- _What the exercise asks_:
Please explain in one to three sentences why the API conventions document below says OEP-49 should be supplemented with a more consumer-friendly API layer.

- _Text_:

· · · ·

6. Python Public API Conventions

6. Python Public API Conventions#

Status#

Superseded by decision 10. Merge authoring apps into openedx_content (using Applets).

Context#

OEP-49 lays out conventions for having per-app API modules, and we follow this module naming convention for apps in openedx_learning. Unfortunately, this has a couple of drawbacks for Learning Core:

  1. Casual API consumers will have difficulty finding functions they need. Learning Core apps tend to be smaller than what OEP-49 envisioned, meaning that we have more of them. This makes them easier to reason about individually during development, but cumbersome to casually scan through for the things you need. This will get worse over time, as we continue to add new apps.

  2. We will have less flexibility to refactor apps over time if API consumers import directly from each app. We want to provide a more stable interface, but this repo will be undergoing heavy development in the coming years.

For these reasons, we should supplement OEP-49 recommendations with a more consumer-friendly API layer.

Decision#

In addition to OEP-49, we will adopt the following practices:

Learning Core Django apps will be grouped into packages.

Apps in openedx_learning will be grouped into broadly related packages under openedx_learning.apps. The first of these groups will be “authoring” (openedx_learning.apps.authoring). Future packages may include “learner”, “personalization”, “activity”, “grading”, etc.

Learning Core Django apps will continue to have their own api modules.

So for example, openedx_learning.apps.authoring.components.api will continue to exist.

Learning Core will have a top level package for its public API.

All public APIs intended for use by consumers of Learning Core will be represented as modules in the openedx_learning.api package that corresponds to the app groupings (e.g. openedx_learning.api.authoring).

App api modules will define their public functions using __all__.

· · · ·

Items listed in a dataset

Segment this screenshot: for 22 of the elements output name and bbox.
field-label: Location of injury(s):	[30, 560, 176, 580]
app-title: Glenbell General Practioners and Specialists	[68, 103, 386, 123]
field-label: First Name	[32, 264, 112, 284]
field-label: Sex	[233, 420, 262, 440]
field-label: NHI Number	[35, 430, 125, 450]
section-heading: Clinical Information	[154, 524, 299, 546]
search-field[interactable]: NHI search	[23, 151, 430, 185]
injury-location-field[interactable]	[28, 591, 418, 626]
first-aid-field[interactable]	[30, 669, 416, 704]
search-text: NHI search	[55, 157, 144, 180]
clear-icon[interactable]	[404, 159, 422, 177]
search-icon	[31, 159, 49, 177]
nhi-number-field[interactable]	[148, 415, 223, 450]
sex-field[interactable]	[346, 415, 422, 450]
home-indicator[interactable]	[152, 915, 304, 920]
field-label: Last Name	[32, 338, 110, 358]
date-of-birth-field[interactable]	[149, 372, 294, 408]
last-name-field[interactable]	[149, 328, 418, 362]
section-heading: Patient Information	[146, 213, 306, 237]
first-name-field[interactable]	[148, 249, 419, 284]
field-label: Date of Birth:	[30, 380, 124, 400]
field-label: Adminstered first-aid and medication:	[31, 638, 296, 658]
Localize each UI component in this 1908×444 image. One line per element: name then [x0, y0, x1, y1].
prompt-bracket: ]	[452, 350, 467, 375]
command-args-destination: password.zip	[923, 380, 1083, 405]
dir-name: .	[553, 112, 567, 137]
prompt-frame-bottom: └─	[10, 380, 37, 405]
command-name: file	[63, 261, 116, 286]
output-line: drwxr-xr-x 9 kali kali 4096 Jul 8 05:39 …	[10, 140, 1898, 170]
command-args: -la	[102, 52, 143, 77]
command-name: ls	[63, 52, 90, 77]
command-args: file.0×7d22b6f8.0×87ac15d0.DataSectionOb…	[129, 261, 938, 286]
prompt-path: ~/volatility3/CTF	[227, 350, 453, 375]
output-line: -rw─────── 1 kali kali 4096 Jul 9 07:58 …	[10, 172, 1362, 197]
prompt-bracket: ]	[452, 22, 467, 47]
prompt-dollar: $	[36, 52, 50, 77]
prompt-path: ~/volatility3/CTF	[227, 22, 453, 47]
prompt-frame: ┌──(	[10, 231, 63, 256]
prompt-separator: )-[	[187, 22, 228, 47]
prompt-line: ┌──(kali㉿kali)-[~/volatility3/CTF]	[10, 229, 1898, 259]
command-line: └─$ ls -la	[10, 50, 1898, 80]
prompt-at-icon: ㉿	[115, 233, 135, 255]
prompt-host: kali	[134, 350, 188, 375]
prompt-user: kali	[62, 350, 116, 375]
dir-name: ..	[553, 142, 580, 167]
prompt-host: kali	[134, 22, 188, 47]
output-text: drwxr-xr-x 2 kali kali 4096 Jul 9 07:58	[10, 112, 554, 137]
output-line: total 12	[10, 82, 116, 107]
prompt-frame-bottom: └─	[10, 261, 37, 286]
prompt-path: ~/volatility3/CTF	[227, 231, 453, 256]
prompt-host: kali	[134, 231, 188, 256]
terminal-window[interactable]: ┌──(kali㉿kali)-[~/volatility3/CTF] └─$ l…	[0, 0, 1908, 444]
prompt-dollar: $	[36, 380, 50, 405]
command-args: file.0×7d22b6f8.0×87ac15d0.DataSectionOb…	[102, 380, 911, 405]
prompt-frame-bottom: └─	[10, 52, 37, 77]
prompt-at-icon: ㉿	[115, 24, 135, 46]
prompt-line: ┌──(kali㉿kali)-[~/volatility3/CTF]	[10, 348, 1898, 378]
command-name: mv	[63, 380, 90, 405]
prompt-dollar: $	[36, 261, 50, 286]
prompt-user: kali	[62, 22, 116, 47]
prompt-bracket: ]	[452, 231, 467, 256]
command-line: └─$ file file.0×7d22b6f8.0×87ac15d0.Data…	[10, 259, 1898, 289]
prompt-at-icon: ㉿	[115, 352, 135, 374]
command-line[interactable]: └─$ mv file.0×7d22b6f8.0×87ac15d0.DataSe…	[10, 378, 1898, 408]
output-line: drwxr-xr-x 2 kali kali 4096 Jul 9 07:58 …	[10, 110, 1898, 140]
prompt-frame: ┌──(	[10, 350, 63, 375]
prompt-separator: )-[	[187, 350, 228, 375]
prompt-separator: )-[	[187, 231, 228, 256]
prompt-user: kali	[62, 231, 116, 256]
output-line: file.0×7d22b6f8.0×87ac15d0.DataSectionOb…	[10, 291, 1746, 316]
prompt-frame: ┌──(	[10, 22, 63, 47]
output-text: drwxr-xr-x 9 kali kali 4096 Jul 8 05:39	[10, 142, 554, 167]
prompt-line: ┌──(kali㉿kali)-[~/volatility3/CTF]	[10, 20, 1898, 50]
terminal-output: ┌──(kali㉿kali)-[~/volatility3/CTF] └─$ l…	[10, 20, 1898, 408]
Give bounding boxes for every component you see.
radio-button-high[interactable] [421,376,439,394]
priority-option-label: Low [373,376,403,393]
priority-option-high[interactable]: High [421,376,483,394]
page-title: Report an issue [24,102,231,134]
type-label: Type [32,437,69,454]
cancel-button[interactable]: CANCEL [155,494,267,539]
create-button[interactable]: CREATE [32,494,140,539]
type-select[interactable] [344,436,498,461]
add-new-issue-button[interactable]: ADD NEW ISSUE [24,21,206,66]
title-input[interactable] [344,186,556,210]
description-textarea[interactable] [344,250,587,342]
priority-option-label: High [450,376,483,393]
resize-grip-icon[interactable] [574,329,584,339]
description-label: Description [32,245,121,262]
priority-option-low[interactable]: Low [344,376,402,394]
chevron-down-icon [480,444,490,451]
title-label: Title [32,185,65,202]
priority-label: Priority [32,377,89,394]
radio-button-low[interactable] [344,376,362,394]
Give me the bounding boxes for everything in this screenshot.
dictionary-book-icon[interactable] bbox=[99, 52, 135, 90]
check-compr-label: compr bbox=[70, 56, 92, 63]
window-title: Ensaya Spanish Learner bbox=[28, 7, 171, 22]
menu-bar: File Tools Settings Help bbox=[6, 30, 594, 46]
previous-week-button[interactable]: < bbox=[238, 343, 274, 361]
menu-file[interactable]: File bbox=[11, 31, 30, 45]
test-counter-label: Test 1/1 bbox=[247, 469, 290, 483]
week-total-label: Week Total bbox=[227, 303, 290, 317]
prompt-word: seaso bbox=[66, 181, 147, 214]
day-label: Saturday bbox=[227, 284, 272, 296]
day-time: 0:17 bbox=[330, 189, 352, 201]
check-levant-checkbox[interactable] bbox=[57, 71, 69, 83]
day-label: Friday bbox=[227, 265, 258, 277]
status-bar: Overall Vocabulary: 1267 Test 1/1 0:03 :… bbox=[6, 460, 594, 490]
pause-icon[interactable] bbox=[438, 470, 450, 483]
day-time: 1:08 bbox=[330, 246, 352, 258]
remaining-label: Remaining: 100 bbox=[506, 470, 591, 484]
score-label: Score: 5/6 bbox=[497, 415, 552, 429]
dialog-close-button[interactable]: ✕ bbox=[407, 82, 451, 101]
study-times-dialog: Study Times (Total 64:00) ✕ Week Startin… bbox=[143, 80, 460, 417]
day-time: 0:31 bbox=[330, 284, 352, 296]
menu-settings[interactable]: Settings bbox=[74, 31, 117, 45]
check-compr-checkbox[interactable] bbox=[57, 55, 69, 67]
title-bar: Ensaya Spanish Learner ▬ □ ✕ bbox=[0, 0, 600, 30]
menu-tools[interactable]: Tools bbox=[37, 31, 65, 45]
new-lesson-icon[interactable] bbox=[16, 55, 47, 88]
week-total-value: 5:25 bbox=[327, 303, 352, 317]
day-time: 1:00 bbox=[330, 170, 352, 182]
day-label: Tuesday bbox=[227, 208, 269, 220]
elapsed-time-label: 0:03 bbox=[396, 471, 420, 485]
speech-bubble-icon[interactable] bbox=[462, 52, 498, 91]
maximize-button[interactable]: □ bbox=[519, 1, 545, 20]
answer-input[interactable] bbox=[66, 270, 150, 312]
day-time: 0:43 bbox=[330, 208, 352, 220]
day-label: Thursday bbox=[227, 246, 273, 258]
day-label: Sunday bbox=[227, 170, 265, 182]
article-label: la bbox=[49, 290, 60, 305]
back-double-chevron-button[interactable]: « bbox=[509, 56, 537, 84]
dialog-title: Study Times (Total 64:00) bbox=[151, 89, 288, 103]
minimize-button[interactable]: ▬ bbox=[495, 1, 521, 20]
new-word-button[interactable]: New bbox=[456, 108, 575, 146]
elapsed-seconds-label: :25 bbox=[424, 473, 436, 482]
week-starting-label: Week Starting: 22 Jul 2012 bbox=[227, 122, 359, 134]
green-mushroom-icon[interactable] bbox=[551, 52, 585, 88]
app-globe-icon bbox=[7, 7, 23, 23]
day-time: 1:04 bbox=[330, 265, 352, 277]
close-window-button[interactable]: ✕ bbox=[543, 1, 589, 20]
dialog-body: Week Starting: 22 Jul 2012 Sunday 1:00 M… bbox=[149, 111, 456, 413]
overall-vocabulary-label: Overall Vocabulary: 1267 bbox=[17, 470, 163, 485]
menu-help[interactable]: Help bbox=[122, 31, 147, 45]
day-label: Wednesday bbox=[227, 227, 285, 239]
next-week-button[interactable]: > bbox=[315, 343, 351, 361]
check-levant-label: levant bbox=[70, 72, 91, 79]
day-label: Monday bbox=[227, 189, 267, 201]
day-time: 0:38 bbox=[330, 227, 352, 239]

· · · ·

- _Reply to the exercise_:
Learning Core apps are smaller and more numerous than OEP-49 envisioned, so casual API consumers would have trouble finding the functions they need, and this will worsen as new apps are added. Also, if consumers import directly from each app, there is less flexibility to refactor the apps during the heavy development expected in the coming years.